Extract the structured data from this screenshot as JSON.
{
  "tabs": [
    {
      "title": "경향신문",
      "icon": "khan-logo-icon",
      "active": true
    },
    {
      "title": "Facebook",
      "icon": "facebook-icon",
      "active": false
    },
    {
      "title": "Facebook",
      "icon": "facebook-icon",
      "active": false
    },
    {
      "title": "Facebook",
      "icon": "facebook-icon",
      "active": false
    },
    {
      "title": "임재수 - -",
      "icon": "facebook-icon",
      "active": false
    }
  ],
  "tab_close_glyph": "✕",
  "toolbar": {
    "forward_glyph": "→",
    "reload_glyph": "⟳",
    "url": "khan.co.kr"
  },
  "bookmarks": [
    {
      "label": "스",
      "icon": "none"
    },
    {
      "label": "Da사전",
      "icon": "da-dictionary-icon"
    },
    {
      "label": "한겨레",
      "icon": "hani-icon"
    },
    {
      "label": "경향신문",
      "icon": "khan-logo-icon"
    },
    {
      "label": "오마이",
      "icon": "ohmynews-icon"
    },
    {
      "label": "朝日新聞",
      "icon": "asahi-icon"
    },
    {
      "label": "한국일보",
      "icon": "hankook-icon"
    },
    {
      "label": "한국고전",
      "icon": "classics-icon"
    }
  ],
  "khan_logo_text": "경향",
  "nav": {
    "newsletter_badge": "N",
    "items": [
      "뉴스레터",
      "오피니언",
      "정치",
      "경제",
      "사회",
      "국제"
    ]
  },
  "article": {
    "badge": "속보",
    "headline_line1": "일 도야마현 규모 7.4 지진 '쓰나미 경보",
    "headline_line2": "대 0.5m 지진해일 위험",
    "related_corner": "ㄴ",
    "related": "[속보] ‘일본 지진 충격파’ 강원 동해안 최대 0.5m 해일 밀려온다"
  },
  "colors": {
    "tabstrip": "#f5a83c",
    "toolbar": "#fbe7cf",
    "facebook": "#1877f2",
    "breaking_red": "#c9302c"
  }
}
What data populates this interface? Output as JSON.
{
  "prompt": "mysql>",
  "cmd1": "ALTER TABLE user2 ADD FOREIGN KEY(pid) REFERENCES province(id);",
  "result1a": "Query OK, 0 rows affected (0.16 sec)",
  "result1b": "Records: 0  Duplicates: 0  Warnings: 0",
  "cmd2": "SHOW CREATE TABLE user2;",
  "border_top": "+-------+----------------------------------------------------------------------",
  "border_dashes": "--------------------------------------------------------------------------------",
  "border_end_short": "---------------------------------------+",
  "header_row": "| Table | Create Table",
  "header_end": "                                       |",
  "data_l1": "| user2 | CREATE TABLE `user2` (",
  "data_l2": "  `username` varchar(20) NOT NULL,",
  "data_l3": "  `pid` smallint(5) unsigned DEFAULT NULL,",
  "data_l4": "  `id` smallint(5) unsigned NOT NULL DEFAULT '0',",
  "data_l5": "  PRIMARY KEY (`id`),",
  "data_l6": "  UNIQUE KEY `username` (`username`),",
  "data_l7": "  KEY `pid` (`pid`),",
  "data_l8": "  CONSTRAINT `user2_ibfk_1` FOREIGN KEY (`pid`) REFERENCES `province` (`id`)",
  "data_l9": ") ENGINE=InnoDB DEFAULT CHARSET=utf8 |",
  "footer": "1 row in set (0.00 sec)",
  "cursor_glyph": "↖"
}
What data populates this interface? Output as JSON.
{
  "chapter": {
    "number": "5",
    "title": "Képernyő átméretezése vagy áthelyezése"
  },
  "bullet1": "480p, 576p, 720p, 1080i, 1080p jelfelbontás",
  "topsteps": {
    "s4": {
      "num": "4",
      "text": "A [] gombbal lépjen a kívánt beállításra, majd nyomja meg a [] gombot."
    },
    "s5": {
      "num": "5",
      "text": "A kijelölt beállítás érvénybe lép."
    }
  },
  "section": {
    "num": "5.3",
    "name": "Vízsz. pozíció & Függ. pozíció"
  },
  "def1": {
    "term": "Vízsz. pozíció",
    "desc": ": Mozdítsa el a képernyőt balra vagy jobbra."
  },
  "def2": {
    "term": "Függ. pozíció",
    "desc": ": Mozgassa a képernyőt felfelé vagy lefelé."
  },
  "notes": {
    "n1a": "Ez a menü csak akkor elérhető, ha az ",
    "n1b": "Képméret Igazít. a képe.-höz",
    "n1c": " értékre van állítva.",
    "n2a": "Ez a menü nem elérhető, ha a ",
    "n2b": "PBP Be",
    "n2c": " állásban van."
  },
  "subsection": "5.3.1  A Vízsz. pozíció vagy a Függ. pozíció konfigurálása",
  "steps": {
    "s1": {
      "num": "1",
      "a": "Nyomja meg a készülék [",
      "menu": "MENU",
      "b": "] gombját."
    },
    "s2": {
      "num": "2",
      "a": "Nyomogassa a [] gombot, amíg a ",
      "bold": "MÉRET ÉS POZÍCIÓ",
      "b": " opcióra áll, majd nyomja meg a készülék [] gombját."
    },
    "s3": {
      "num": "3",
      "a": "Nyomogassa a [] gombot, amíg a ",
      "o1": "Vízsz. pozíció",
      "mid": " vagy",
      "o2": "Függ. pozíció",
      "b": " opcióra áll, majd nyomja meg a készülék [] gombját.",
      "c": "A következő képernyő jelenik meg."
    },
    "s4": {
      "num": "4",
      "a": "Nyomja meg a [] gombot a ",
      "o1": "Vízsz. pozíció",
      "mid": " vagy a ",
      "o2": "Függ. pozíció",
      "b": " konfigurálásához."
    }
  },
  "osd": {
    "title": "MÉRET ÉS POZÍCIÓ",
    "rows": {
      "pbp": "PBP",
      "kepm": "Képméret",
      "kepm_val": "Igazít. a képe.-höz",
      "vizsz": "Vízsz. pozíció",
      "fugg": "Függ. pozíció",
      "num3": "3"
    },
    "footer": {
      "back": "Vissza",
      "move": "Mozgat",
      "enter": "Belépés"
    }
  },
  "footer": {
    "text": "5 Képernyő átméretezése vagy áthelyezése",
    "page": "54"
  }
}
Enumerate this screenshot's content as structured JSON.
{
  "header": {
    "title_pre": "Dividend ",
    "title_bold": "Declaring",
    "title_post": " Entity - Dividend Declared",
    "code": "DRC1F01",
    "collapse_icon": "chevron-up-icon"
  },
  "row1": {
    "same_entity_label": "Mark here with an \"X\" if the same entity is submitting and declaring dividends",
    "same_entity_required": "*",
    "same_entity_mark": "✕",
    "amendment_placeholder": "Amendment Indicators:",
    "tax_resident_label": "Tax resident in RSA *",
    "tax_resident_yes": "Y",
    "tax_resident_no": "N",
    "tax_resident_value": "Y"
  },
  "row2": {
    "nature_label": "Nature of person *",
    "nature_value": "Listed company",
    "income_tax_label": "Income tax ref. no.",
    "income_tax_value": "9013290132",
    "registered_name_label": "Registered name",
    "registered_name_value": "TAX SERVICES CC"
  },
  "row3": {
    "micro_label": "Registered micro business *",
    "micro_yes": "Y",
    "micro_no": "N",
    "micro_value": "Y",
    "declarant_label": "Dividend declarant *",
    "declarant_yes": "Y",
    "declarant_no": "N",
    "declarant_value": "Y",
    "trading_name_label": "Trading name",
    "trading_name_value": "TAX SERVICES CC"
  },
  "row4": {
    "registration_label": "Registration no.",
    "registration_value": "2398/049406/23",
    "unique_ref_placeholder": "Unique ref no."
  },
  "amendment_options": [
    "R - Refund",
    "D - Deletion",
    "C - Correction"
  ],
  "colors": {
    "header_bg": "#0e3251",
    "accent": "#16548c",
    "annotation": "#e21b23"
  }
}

What is asked.
Print all the data exactly.

Correct output.
Extract the structured data from this screenshot as JSON.
{
  "tabs": [
    {
      "title": "경향신문",
      "icon": "khan-logo-icon",
      "active": true
    },
    {
      "title": "Facebook",
      "icon": "facebook-icon",
      "active": false
    },
    {
      "title": "Facebook",
      "icon": "facebook-icon",
      "active": false
    },
    {
      "title": "Facebook",
      "icon": "facebook-icon",
      "active": false
    },
    {
      "title": "임재수 - -",
      "icon": "facebook-icon",
      "active": false
    }
  ],
  "tab_close_glyph": "✕",
  "toolbar": {
    "forward_glyph": "→",
    "reload_glyph": "⟳",
    "url": "khan.co.kr"
  },
  "bookmarks": [
    {
      "label": "스",
      "icon": "none"
    },
    {
      "label": "Da사전",
      "icon": "da-dictionary-icon"
    },
    {
      "label": "한겨레",
      "icon": "hani-icon"
    },
    {
      "label": "경향신문",
      "icon": "khan-logo-icon"
    },
    {
      "label": "오마이",
      "icon": "ohmynews-icon"
    },
    {
      "label": "朝日新聞",
      "icon": "asahi-icon"
    },
    {
      "label": "한국일보",
      "icon": "hankook-icon"
    },
    {
      "label": "한국고전",
      "icon": "classics-icon"
    }
  ],
  "khan_logo_text": "경향",
  "nav": {
    "newsletter_badge": "N",
    "items": [
      "뉴스레터",
      "오피니언",
      "정치",
      "경제",
      "사회",
      "국제"
    ]
  },
  "article": {
    "badge": "속보",
    "headline_line1": "일 도야마현 규모 7.4 지진 '쓰나미 경보",
    "headline_line2": "대 0.5m 지진해일 위험",
    "related_corner": "ㄴ",
    "related": "[속보] ‘일본 지진 충격파’ 강원 동해안 최대 0.5m 해일 밀려온다"
  },
  "colors": {
    "tabstrip": "#f5a83c",
    "toolbar": "#fbe7cf",
    "facebook": "#1877f2",
    "breaking_red": "#c9302c"
  }
}
What data populates this interface? Output as JSON.
{
  "prompt": "mysql>",
  "cmd1": "ALTER TABLE user2 ADD FOREIGN KEY(pid) REFERENCES province(id);",
  "result1a": "Query OK, 0 rows affected (0.16 sec)",
  "result1b": "Records: 0  Duplicates: 0  Warnings: 0",
  "cmd2": "SHOW CREATE TABLE user2;",
  "border_top": "+-------+----------------------------------------------------------------------",
  "border_dashes": "--------------------------------------------------------------------------------",
  "border_end_short": "---------------------------------------+",
  "header_row": "| Table | Create Table",
  "header_end": "                                       |",
  "data_l1": "| user2 | CREATE TABLE `user2` (",
  "data_l2": "  `username` varchar(20) NOT NULL,",
  "data_l3": "  `pid` smallint(5) unsigned DEFAULT NULL,",
  "data_l4": "  `id` smallint(5) unsigned NOT NULL DEFAULT '0',",
  "data_l5": "  PRIMARY KEY (`id`),",
  "data_l6": "  UNIQUE KEY `username` (`username`),",
  "data_l7": "  KEY `pid` (`pid`),",
  "data_l8": "  CONSTRAINT `user2_ibfk_1` FOREIGN KEY (`pid`) REFERENCES `province` (`id`)",
  "data_l9": ") ENGINE=InnoDB DEFAULT CHARSET=utf8 |",
  "footer": "1 row in set (0.00 sec)",
  "cursor_glyph": "↖"
}
What data populates this interface? Output as JSON.
{
  "chapter": {
    "number": "5",
    "title": "Képernyő átméretezése vagy áthelyezése"
  },
  "bullet1": "480p, 576p, 720p, 1080i, 1080p jelfelbontás",
  "topsteps": {
    "s4": {
      "num": "4",
      "text": "A [] gombbal lépjen a kívánt beállításra, majd nyomja meg a [] gombot."
    },
    "s5": {
      "num": "5",
      "text": "A kijelölt beállítás érvénybe lép."
    }
  },
  "section": {
    "num": "5.3",
    "name": "Vízsz. pozíció & Függ. pozíció"
  },
  "def1": {
    "term": "Vízsz. pozíció",
    "desc": ": Mozdítsa el a képernyőt balra vagy jobbra."
  },
  "def2": {
    "term": "Függ. pozíció",
    "desc": ": Mozgassa a képernyőt felfelé vagy lefelé."
  },
  "notes": {
    "n1a": "Ez a menü csak akkor elérhető, ha az ",
    "n1b": "Képméret Igazít. a képe.-höz",
    "n1c": " értékre van állítva.",
    "n2a": "Ez a menü nem elérhető, ha a ",
    "n2b": "PBP Be",
    "n2c": " állásban van."
  },
  "subsection": "5.3.1  A Vízsz. pozíció vagy a Függ. pozíció konfigurálása",
  "steps": {
    "s1": {
      "num": "1",
      "a": "Nyomja meg a készülék [",
      "menu": "MENU",
      "b": "] gombját."
    },
    "s2": {
      "num": "2",
      "a": "Nyomogassa a [] gombot, amíg a ",
      "bold": "MÉRET ÉS POZÍCIÓ",
      "b": " opcióra áll, majd nyomja meg a készülék [] gombját."
    },
    "s3": {
      "num": "3",
      "a": "Nyomogassa a [] gombot, amíg a ",
      "o1": "Vízsz. pozíció",
      "mid": " vagy",
      "o2": "Függ. pozíció",
      "b": " opcióra áll, majd nyomja meg a készülék [] gombját.",
      "c": "A következő képernyő jelenik meg."
    },
    "s4": {
      "num": "4",
      "a": "Nyomja meg a [] gombot a ",
      "o1": "Vízsz. pozíció",
      "mid": " vagy a ",
      "o2": "Függ. pozíció",
      "b": " konfigurálásához."
    }
  },
  "osd": {
    "title": "MÉRET ÉS POZÍCIÓ",
    "rows": {
      "pbp": "PBP",
      "kepm": "Képméret",
      "kepm_val": "Igazít. a képe.-höz",
      "vizsz": "Vízsz. pozíció",
      "fugg": "Függ. pozíció",
      "num3": "3"
    },
    "footer": {
      "back": "Vissza",
      "move": "Mozgat",
      "enter": "Belépés"
    }
  },
  "footer": {
    "text": "5 Képernyő átméretezése vagy áthelyezése",
    "page": "54"
  }
}
Enumerate this screenshot's content as structured JSON.
{
  "header": {
    "title_pre": "Dividend ",
    "title_bold": "Declaring",
    "title_post": " Entity - Dividend Declared",
    "code": "DRC1F01",
    "collapse_icon": "chevron-up-icon"
  },
  "row1": {
    "same_entity_label": "Mark here with an \"X\" if the same entity is submitting and declaring dividends",
    "same_entity_required": "*",
    "same_entity_mark": "✕",
    "amendment_placeholder": "Amendment Indicators:",
    "tax_resident_label": "Tax resident in RSA *",
    "tax_resident_yes": "Y",
    "tax_resident_no": "N",
    "tax_resident_value": "Y"
  },
  "row2": {
    "nature_label": "Nature of person *",
    "nature_value": "Listed company",
    "income_tax_label": "Income tax ref. no.",
    "income_tax_value": "9013290132",
    "registered_name_label": "Registered name",
    "registered_name_value": "TAX SERVICES CC"
  },
  "row3": {
    "micro_label": "Registered micro business *",
    "micro_yes": "Y",
    "micro_no": "N",
    "micro_value": "Y",
    "declarant_label": "Dividend declarant *",
    "declarant_yes": "Y",
    "declarant_no": "N",
    "declarant_value": "Y",
    "trading_name_label": "Trading name",
    "trading_name_value": "TAX SERVICES CC"
  },
  "row4": {
    "registration_label": "Registration no.",
    "registration_value": "2398/049406/23",
    "unique_ref_placeholder": "Unique ref no."
  },
  "amendment_options": [
    "R - Refund",
    "D - Deletion",
    "C - Correction"
  ],
  "colors": {
    "header_bg": "#0e3251",
    "accent": "#16548c",
    "annotation": "#e21b23"
  }
}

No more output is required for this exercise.